GIVEN INSTRUCTION => Return only the number of lines in the entries below that hold the word "this".

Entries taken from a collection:

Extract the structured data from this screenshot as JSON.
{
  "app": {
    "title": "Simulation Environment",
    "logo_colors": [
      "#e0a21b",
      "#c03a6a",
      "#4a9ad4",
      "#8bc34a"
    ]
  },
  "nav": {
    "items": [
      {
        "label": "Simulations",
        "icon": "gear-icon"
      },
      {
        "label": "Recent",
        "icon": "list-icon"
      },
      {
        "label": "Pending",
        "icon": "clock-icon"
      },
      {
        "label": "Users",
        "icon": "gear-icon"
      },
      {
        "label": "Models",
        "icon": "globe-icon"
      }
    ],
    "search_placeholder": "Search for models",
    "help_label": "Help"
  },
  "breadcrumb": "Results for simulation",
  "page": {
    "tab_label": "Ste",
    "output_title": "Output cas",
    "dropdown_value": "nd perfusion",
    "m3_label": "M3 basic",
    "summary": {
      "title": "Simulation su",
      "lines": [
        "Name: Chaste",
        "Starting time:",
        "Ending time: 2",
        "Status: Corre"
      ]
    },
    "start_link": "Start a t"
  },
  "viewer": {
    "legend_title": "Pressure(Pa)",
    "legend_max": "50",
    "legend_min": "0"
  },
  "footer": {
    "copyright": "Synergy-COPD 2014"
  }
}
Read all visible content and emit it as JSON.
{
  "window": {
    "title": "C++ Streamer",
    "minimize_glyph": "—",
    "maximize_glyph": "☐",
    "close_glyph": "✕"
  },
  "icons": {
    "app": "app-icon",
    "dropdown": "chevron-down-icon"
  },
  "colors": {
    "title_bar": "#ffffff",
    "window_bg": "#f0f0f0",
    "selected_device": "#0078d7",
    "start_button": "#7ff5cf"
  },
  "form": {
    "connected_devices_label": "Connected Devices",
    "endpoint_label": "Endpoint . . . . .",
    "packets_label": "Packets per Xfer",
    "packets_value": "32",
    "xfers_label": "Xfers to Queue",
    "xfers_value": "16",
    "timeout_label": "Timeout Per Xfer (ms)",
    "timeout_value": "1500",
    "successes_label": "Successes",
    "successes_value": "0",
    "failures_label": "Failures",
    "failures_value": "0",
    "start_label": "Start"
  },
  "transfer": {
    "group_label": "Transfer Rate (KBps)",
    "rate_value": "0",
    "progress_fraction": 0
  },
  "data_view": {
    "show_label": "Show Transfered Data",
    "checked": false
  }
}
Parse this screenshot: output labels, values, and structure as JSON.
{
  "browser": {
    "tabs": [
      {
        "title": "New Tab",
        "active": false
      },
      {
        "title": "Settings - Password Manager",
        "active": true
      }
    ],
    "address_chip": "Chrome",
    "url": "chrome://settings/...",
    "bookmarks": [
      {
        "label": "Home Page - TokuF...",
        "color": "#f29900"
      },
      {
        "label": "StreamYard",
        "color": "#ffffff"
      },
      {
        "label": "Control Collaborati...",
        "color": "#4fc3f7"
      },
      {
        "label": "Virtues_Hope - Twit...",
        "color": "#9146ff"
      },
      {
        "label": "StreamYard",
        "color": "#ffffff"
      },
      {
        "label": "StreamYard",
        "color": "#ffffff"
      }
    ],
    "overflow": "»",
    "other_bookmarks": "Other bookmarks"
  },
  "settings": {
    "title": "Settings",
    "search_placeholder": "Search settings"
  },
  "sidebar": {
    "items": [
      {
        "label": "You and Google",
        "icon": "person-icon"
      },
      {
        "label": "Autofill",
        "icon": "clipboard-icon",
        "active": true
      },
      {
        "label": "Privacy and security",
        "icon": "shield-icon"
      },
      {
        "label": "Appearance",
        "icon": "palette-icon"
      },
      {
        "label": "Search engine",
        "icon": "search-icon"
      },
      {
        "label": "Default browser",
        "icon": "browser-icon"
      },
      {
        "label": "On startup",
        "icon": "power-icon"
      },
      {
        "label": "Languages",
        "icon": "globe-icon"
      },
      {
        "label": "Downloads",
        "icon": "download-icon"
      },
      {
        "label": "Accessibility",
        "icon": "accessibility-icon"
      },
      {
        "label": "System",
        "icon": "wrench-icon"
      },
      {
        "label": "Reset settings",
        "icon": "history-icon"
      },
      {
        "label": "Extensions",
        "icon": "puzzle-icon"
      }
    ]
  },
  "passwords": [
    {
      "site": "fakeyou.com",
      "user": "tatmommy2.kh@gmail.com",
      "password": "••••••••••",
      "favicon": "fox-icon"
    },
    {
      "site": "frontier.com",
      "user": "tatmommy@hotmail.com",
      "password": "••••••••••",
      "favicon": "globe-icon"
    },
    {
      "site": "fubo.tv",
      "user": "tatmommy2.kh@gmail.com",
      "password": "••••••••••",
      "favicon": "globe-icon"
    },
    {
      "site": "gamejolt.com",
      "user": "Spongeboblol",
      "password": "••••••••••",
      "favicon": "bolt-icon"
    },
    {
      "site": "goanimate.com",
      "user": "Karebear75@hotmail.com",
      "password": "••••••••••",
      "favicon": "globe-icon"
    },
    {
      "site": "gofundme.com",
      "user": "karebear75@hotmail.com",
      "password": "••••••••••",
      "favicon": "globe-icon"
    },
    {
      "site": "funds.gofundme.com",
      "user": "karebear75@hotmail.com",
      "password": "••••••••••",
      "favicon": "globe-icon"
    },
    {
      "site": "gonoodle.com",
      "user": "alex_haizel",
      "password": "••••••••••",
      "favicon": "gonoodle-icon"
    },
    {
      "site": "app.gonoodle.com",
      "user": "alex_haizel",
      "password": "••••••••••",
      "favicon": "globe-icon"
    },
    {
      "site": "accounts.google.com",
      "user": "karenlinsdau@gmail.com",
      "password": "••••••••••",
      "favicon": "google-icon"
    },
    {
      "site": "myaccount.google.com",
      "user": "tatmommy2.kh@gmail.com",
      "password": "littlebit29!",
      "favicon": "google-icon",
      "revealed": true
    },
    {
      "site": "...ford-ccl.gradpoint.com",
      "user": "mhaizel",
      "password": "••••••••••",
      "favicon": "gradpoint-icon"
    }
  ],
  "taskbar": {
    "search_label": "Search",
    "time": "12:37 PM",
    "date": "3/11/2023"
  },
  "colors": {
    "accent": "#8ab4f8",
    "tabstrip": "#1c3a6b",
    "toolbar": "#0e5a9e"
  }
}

REPLY => 2